[START OF Listing]
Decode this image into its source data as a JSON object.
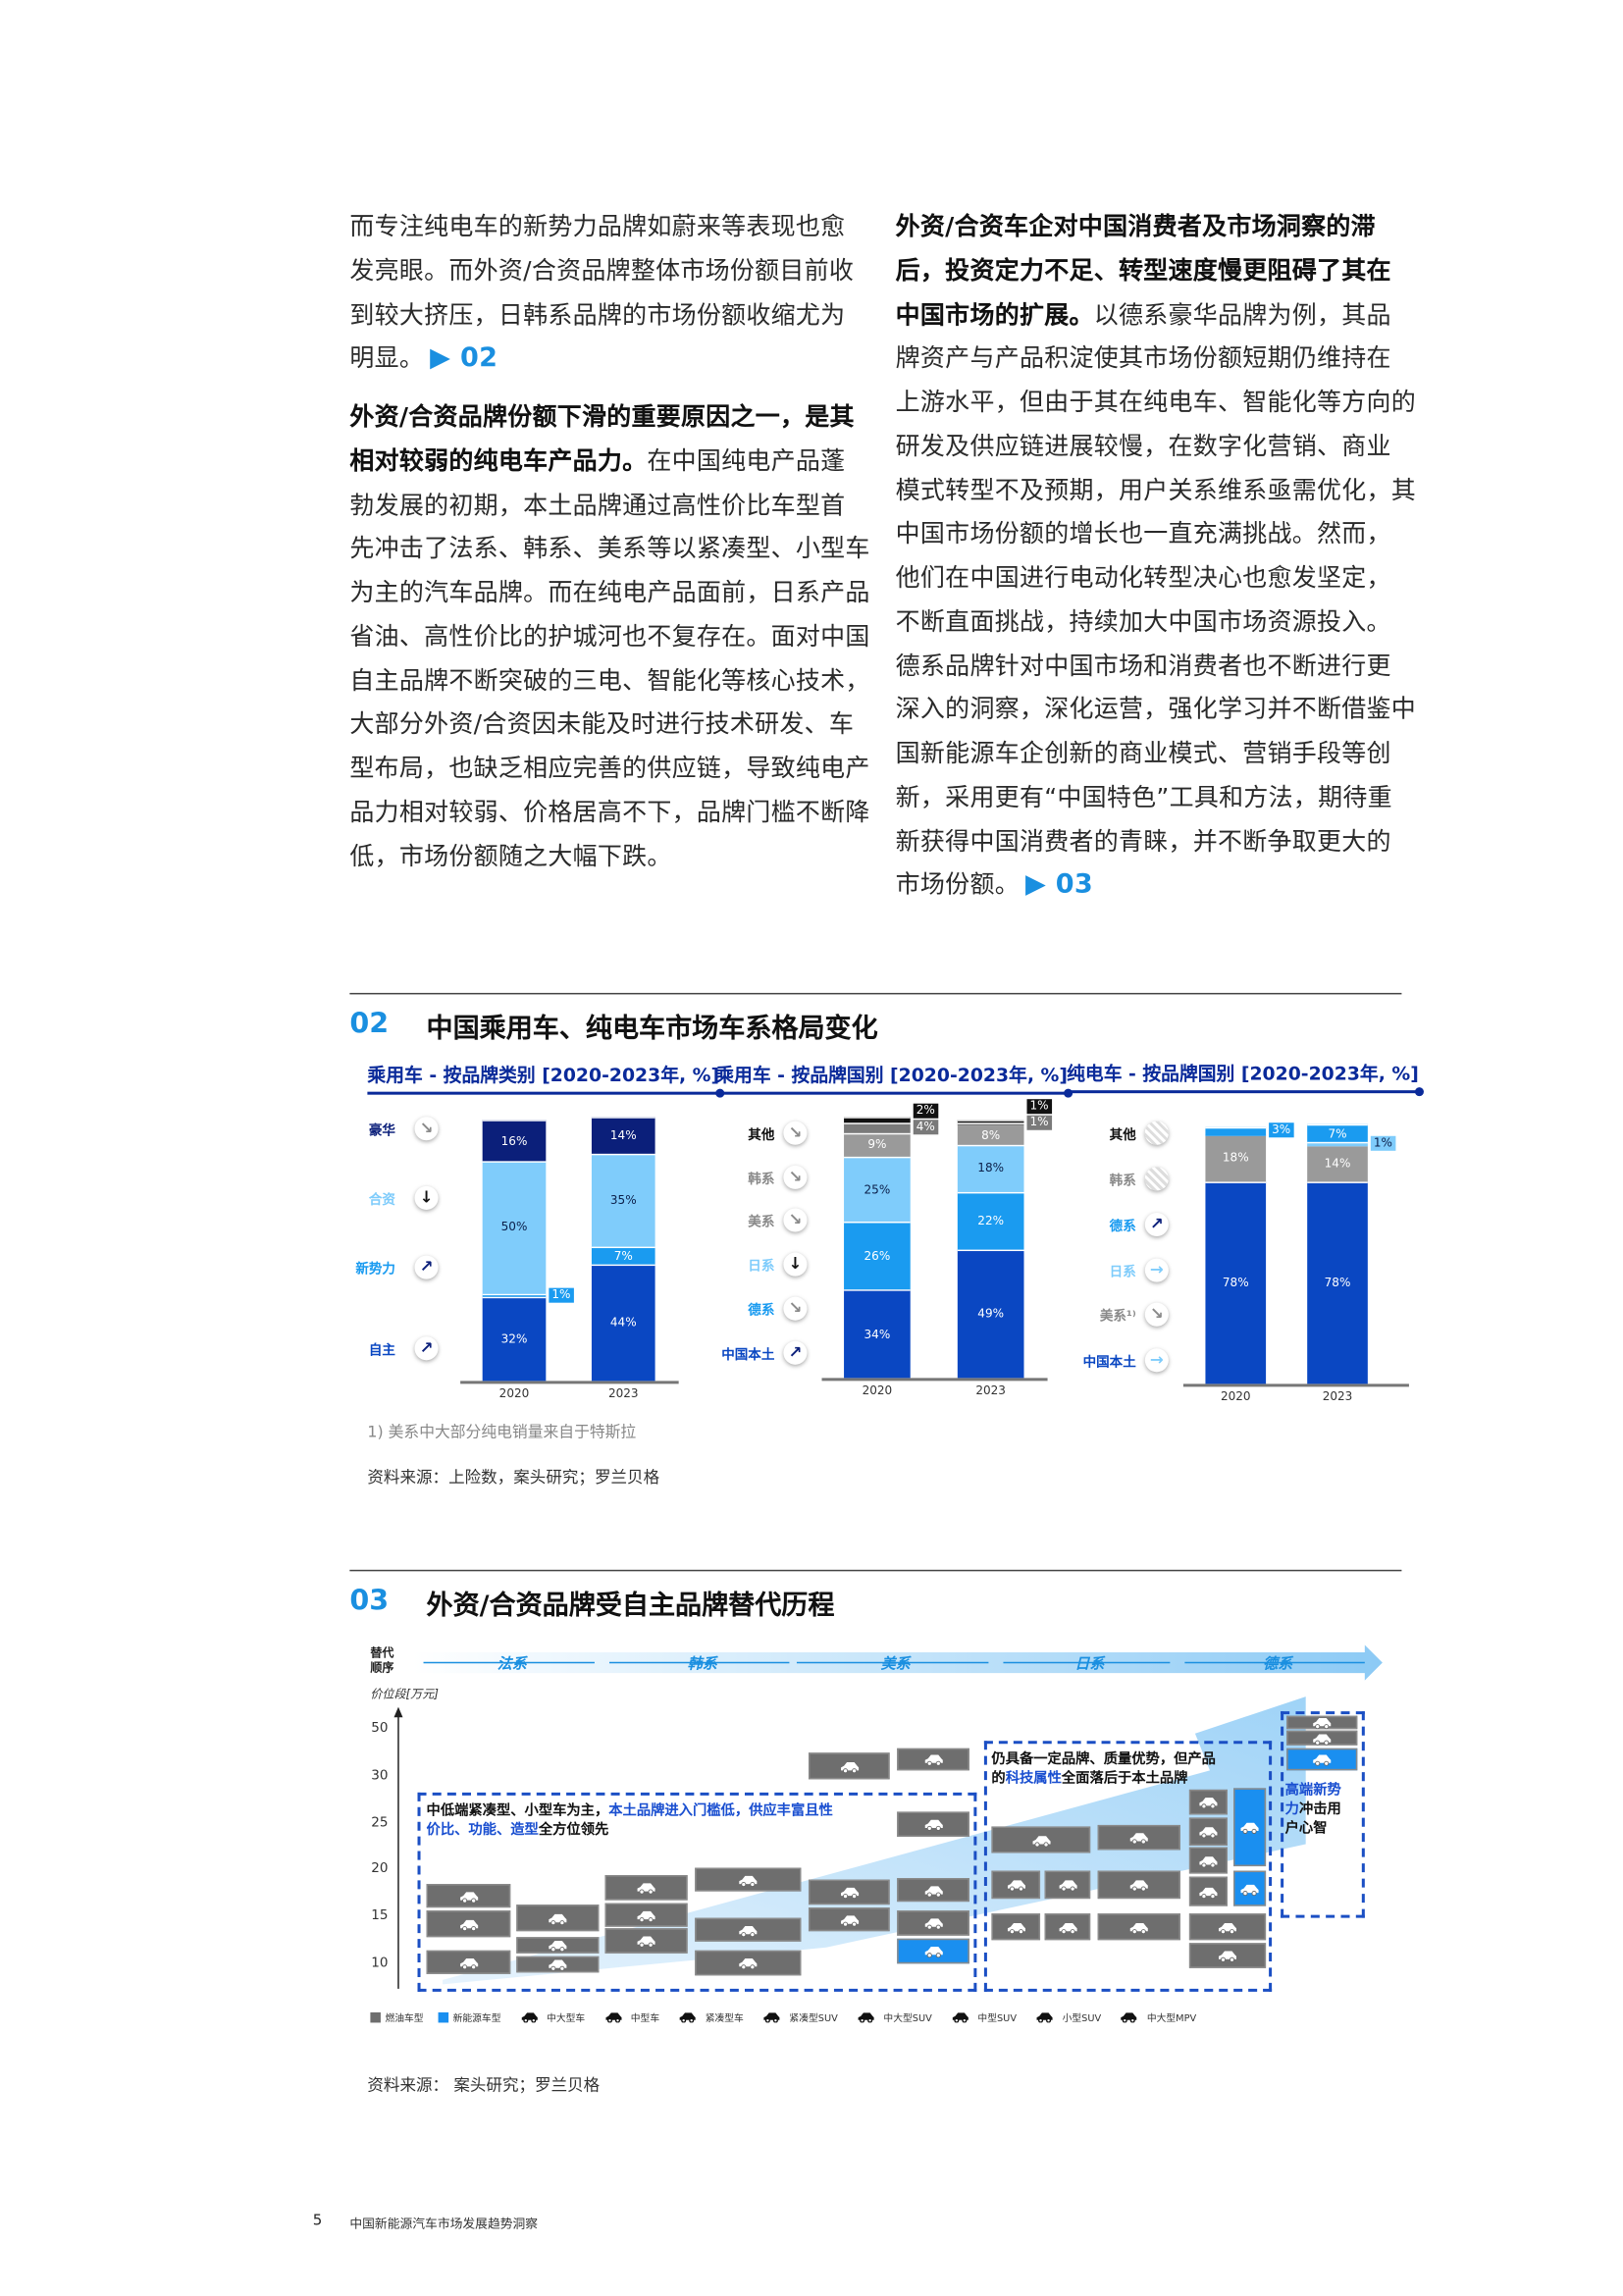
{
  "left_column": [
    {
      "t": "而专注纯电车的新势力品牌如蔚来等表现也愈"
    },
    {
      "t": "发亮眼。而外资/合资品牌整体市场份额目前收"
    },
    {
      "t": "到较大挤压，日韩系品牌的市场份额收缩尤为"
    },
    {
      "t": "明显。",
      "ref": "▶ 02"
    },
    {
      "b": "外资/合资品牌份额下滑的重要原因之一，是其"
    },
    {
      "b": "相对较弱的纯电车产品力。",
      "t": "在中国纯电产品蓬"
    },
    {
      "t": "勃发展的初期，本土品牌通过高性价比车型首"
    },
    {
      "t": "先冲击了法系、韩系、美系等以紧凑型、小型车"
    },
    {
      "t": "为主的汽车品牌。而在纯电产品面前，日系产品"
    },
    {
      "t": "省油、高性价比的护城河也不复存在。面对中国"
    },
    {
      "t": "自主品牌不断突破的三电、智能化等核心技术，"
    },
    {
      "t": "大部分外资/合资因未能及时进行技术研发、车"
    },
    {
      "t": "型布局，也缺乏相应完善的供应链，导致纯电产"
    },
    {
      "t": "品力相对较弱、价格居高不下，品牌门槛不断降"
    },
    {
      "t": "低，市场份额随之大幅下跌。"
    }
  ],
  "right_column": [
    {
      "b": "外资/合资车企对中国消费者及市场洞察的滞"
    },
    {
      "b": "后，投资定力不足、转型速度慢更阻碍了其在"
    },
    {
      "b": "中国市场的扩展。",
      "t": "以德系豪华品牌为例，其品"
    },
    {
      "t": "牌资产与产品积淀使其市场份额短期仍维持在"
    },
    {
      "t": "上游水平，但由于其在纯电车、智能化等方向的"
    },
    {
      "t": "研发及供应链进展较慢，在数字化营销、商业"
    },
    {
      "t": "模式转型不及预期，用户关系维系亟需优化，其"
    },
    {
      "t": "中国市场份额的增长也一直充满挑战。然而，"
    },
    {
      "t": "他们在中国进行电动化转型决心也愈发坚定，"
    },
    {
      "t": "不断直面挑战，持续加大中国市场资源投入。"
    },
    {
      "t": "德系品牌针对中国市场和消费者也不断进行更"
    },
    {
      "t": "深入的洞察，深化运营，强化学习并不断借鉴中"
    },
    {
      "t": "国新能源车企创新的商业模式、营销手段等创"
    },
    {
      "t": "新，采用更有“中国特色”工具和方法，期待重"
    },
    {
      "t": "新获得中国消费者的青睐，并不断争取更大的"
    },
    {
      "t": "市场份额。",
      "ref": "▶ 03"
    }
  ],
  "fig02": {
    "number": "02",
    "title": "中国乘用车、纯电车市场车系格局变化",
    "footnote": "1) 美系中大部分纯电销量来自于特斯拉",
    "source": "资料来源：上险数，案头研究；罗兰贝格"
  },
  "chart_data": [
    {
      "type": "bar",
      "stacked": true,
      "title": "乘用车 - 按品牌类别 [2020-2023年, %]",
      "categories": [
        "2020",
        "2023"
      ],
      "series": [
        {
          "name": "自主",
          "values": [
            32,
            44
          ],
          "color": "#0a47c2",
          "label_color": "#0a47c2",
          "trend": "up-right"
        },
        {
          "name": "新势力",
          "values": [
            1,
            7
          ],
          "color": "#1a9bf0",
          "label_color": "#1a9bf0",
          "trend": "up-right"
        },
        {
          "name": "合资",
          "values": [
            50,
            35
          ],
          "color": "#7fccfb",
          "label_color": "#7fccfb",
          "trend": "down"
        },
        {
          "name": "豪华",
          "values": [
            16,
            14
          ],
          "color": "#0b1f7a",
          "label_color": "#0b1f7a",
          "trend": "down-right"
        }
      ]
    },
    {
      "type": "bar",
      "stacked": true,
      "title": "乘用车 - 按品牌国别 [2020-2023年, %]",
      "categories": [
        "2020",
        "2023"
      ],
      "series": [
        {
          "name": "中国本土",
          "values": [
            34,
            49
          ],
          "color": "#0a47c2",
          "label_color": "#0a47c2",
          "trend": "up-right"
        },
        {
          "name": "德系",
          "values": [
            26,
            22
          ],
          "color": "#1a9bf0",
          "label_color": "#1a9bf0",
          "trend": "down-right"
        },
        {
          "name": "日系",
          "values": [
            25,
            18
          ],
          "color": "#7fccfb",
          "label_color": "#7fccfb",
          "trend": "down"
        },
        {
          "name": "美系",
          "values": [
            9,
            8
          ],
          "color": "#9a9a9a",
          "label_color": "#8a8a8a",
          "trend": "down-right"
        },
        {
          "name": "韩系",
          "values": [
            4,
            1
          ],
          "color": "#7a7a7a",
          "label_color": "#8a8a8a",
          "trend": "down-right"
        },
        {
          "name": "其他",
          "values": [
            2,
            1
          ],
          "color": "#111111",
          "label_color": "#111111",
          "trend": "down-right"
        }
      ]
    },
    {
      "type": "bar",
      "stacked": true,
      "title": "纯电车 - 按品牌国别 [2020-2023年, %]",
      "categories": [
        "2020",
        "2023"
      ],
      "series": [
        {
          "name": "中国本土",
          "values": [
            78,
            78
          ],
          "color": "#0a47c2",
          "label_color": "#0a47c2",
          "trend": "right"
        },
        {
          "name": "美系¹⁾",
          "values": [
            18,
            14
          ],
          "color": "#9a9a9a",
          "label_color": "#8a8a8a",
          "trend": "down-right"
        },
        {
          "name": "日系",
          "values": [
            0,
            1
          ],
          "color": "#7fccfb",
          "label_color": "#7fccfb",
          "trend": "right"
        },
        {
          "name": "德系",
          "values": [
            3,
            7
          ],
          "color": "#1a9bf0",
          "label_color": "#1a9bf0",
          "trend": "up-right"
        },
        {
          "name": "韩系",
          "values": [
            0,
            0
          ],
          "color": "#cccccc",
          "label_color": "#8a8a8a",
          "trend": "none"
        },
        {
          "name": "其他",
          "values": [
            0,
            0
          ],
          "color": "#cccccc",
          "label_color": "#111111",
          "trend": "none"
        }
      ]
    }
  ],
  "fig03": {
    "number": "03",
    "title": "外资/合资品牌受自主品牌替代历程",
    "sequence_label": "替代顺序",
    "sequence": [
      "法系",
      "韩系",
      "美系",
      "日系",
      "德系"
    ],
    "y_axis_label": "价位段[万元]",
    "y_ticks": [
      "50",
      "30",
      "25",
      "20",
      "15",
      "10"
    ],
    "annotation_left": {
      "t1": "中低端紧凑型、小型车为主，",
      "h1": "本土品牌进入门槛低，供应丰富且性",
      "h2": "价比、功能、造型",
      "t2": "全方位领先"
    },
    "annotation_mid": {
      "t1": "仍具备一定品牌、质量优势，但产品",
      "t2a": "的",
      "h": "科技属性",
      "t2b": "全面落后于本土品牌"
    },
    "annotation_right": {
      "h": "高端新势",
      "h2": "力",
      "t": "冲击用",
      "t2": "户心智"
    },
    "legend": [
      "燃油车型",
      "新能源车型",
      "中大型车",
      "中型车",
      "紧凑型车",
      "紧凑型SUV",
      "中大型SUV",
      "中型SUV",
      "小型SUV",
      "中大型MPV"
    ],
    "source": "资料来源：  案头研究；罗兰贝格"
  },
  "footer": {
    "page": "5",
    "title": "中国新能源汽车市场发展趋势洞察"
  }
}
[END OF Listing]
> Prompt: How many of the lines above hold "title"? Answer with only the number.

> Written solution: 6